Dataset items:
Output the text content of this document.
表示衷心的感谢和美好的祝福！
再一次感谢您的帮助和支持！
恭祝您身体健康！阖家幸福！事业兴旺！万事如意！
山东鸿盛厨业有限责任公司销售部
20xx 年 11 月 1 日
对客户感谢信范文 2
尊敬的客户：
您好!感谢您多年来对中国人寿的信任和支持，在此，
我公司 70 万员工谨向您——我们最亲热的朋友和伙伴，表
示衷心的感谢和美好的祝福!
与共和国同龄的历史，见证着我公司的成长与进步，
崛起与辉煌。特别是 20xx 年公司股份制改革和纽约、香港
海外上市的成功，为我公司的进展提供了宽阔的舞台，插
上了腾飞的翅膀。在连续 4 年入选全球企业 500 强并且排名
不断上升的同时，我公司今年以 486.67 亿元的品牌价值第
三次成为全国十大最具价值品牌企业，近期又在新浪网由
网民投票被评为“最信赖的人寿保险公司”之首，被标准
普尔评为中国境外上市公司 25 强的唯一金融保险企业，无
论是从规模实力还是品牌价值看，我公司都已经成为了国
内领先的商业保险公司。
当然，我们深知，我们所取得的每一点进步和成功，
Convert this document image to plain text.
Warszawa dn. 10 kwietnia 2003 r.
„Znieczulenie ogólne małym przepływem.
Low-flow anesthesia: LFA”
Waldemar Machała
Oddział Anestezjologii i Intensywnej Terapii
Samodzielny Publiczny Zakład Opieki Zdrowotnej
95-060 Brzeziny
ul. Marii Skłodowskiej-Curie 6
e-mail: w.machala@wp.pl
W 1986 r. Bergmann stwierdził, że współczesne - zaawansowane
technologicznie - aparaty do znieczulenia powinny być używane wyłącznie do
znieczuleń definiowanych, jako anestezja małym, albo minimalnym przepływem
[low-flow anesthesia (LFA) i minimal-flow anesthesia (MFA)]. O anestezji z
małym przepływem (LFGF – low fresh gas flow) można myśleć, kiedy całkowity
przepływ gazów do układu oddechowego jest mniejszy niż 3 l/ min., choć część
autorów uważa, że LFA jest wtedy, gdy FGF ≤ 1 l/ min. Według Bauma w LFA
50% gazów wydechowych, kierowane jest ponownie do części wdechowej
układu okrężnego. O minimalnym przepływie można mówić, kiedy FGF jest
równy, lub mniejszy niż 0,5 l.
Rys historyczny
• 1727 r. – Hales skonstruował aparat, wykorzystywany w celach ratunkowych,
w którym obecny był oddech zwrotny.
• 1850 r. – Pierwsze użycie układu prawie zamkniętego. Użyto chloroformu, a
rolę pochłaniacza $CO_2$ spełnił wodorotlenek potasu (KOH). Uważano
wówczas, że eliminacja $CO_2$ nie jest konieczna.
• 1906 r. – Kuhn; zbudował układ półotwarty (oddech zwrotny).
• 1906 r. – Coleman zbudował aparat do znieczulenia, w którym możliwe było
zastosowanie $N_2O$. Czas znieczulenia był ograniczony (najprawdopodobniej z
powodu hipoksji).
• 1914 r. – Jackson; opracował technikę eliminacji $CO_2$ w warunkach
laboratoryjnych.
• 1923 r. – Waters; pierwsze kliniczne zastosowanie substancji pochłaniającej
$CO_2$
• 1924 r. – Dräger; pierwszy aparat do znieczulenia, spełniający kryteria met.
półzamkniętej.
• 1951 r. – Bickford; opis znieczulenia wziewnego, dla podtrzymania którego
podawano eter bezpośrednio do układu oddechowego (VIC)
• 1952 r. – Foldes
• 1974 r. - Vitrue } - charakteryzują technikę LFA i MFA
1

#### [Work required]
Every line that holds the string "minimalnym" should be returned.

#### [Solution to this problem]
znieczuleń definiowanych, jako anestezja małym, albo minimalnym przepływem
układu okrężnego. O minimalnym przepływie można mówić, kiedy FGF jest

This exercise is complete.